# Start of Task data

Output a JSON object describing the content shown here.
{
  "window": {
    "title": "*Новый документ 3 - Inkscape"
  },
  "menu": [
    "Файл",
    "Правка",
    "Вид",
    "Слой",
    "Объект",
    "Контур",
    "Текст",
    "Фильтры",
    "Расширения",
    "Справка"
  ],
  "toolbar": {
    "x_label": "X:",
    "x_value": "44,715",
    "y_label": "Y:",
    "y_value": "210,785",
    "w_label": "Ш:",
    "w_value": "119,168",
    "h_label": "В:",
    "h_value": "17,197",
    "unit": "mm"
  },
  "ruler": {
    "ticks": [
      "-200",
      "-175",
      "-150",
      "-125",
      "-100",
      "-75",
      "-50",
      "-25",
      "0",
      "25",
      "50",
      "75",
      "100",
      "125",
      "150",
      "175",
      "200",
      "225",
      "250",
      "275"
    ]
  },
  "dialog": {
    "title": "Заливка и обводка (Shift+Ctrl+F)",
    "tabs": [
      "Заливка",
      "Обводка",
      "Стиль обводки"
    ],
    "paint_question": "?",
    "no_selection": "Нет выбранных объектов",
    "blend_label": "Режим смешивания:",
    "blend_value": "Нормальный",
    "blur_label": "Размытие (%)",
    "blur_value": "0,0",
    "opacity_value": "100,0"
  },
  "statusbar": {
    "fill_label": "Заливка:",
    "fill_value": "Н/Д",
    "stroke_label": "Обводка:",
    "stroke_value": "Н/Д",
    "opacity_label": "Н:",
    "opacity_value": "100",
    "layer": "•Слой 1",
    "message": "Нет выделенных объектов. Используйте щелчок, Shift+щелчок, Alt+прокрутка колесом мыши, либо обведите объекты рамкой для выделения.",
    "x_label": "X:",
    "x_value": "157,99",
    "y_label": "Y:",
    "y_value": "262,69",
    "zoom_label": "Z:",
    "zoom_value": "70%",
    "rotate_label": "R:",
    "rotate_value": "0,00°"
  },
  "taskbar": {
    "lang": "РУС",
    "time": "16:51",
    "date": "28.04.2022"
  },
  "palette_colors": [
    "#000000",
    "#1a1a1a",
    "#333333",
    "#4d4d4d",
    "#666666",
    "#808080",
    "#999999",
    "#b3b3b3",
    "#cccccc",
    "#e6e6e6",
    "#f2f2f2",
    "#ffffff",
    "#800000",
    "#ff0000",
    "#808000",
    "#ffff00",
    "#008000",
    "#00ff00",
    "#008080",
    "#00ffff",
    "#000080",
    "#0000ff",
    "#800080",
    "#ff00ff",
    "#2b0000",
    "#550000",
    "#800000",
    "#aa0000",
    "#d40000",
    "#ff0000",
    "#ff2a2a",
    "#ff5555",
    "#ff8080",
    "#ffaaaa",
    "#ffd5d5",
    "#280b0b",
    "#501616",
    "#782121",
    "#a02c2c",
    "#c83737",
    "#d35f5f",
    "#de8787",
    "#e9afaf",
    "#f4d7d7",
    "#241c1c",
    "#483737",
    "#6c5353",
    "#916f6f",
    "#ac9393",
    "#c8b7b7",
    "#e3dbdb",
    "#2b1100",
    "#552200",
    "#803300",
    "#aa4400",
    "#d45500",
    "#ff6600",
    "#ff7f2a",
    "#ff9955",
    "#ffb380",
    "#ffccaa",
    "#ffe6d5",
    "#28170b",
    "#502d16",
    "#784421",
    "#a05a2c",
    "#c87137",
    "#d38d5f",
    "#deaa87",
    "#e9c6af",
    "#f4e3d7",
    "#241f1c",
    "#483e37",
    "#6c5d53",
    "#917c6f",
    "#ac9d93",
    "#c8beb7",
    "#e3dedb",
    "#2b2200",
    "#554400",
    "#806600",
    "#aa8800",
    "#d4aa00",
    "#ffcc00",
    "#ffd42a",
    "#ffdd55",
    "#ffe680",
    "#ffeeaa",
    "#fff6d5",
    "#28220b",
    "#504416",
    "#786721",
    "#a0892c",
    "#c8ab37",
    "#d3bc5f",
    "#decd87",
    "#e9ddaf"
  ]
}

# End of Task data

Aim → Restate every record exactly, leaving nothing out.

Output →
Output a JSON object describing the content shown here.
{
  "window": {
    "title": "*Новый документ 3 - Inkscape"
  },
  "menu": [
    "Файл",
    "Правка",
    "Вид",
    "Слой",
    "Объект",
    "Контур",
    "Текст",
    "Фильтры",
    "Расширения",
    "Справка"
  ],
  "toolbar": {
    "x_label": "X:",
    "x_value": "44,715",
    "y_label": "Y:",
    "y_value": "210,785",
    "w_label": "Ш:",
    "w_value": "119,168",
    "h_label": "В:",
    "h_value": "17,197",
    "unit": "mm"
  },
  "ruler": {
    "ticks": [
      "-200",
      "-175",
      "-150",
      "-125",
      "-100",
      "-75",
      "-50",
      "-25",
      "0",
      "25",
      "50",
      "75",
      "100",
      "125",
      "150",
      "175",
      "200",
      "225",
      "250",
      "275"
    ]
  },
  "dialog": {
    "title": "Заливка и обводка (Shift+Ctrl+F)",
    "tabs": [
      "Заливка",
      "Обводка",
      "Стиль обводки"
    ],
    "paint_question": "?",
    "no_selection": "Нет выбранных объектов",
    "blend_label": "Режим смешивания:",
    "blend_value": "Нормальный",
    "blur_label": "Размытие (%)",
    "blur_value": "0,0",
    "opacity_value": "100,0"
  },
  "statusbar": {
    "fill_label": "Заливка:",
    "fill_value": "Н/Д",
    "stroke_label": "Обводка:",
    "stroke_value": "Н/Д",
    "opacity_label": "Н:",
    "opacity_value": "100",
    "layer": "•Слой 1",
    "message": "Нет выделенных объектов. Используйте щелчок, Shift+щелчок, Alt+прокрутка колесом мыши, либо обведите объекты рамкой для выделения.",
    "x_label": "X:",
    "x_value": "157,99",
    "y_label": "Y:",
    "y_value": "262,69",
    "zoom_label": "Z:",
    "zoom_value": "70%",
    "rotate_label": "R:",
    "rotate_value": "0,00°"
  },
  "taskbar": {
    "lang": "РУС",
    "time": "16:51",
    "date": "28.04.2022"
  },
  "palette_colors": [
    "#000000",
    "#1a1a1a",
    "#333333",
    "#4d4d4d",
    "#666666",
    "#808080",
    "#999999",
    "#b3b3b3",
    "#cccccc",
    "#e6e6e6",
    "#f2f2f2",
    "#ffffff",
    "#800000",
    "#ff0000",
    "#808000",
    "#ffff00",
    "#008000",
    "#00ff00",
    "#008080",
    "#00ffff",
    "#000080",
    "#0000ff",
    "#800080",
    "#ff00ff",
    "#2b0000",
    "#550000",
    "#800000",
    "#aa0000",
    "#d40000",
    "#ff0000",
    "#ff2a2a",
    "#ff5555",
    "#ff8080",
    "#ffaaaa",
    "#ffd5d5",
    "#280b0b",
    "#501616",
    "#782121",
    "#a02c2c",
    "#c83737",
    "#d35f5f",
    "#de8787",
    "#e9afaf",
    "#f4d7d7",
    "#241c1c",
    "#483737",
    "#6c5353",
    "#916f6f",
    "#ac9393",
    "#c8b7b7",
    "#e3dbdb",
    "#2b1100",
    "#552200",
    "#803300",
    "#aa4400",
    "#d45500",
    "#ff6600",
    "#ff7f2a",
    "#ff9955",
    "#ffb380",
    "#ffccaa",
    "#ffe6d5",
    "#28170b",
    "#502d16",
    "#784421",
    "#a05a2c",
    "#c87137",
    "#d38d5f",
    "#deaa87",
    "#e9c6af",
    "#f4e3d7",
    "#241f1c",
    "#483e37",
    "#6c5d53",
    "#917c6f",
    "#ac9d93",
    "#c8beb7",
    "#e3dedb",
    "#2b2200",
    "#554400",
    "#806600",
    "#aa8800",
    "#d4aa00",
    "#ffcc00",
    "#ffd42a",
    "#ffdd55",
    "#ffe680",
    "#ffeeaa",
    "#fff6d5",
    "#28220b",
    "#504416",
    "#786721",
    "#a0892c",
    "#c8ab37",
    "#d3bc5f",
    "#decd87",
    "#e9ddaf"
  ]
}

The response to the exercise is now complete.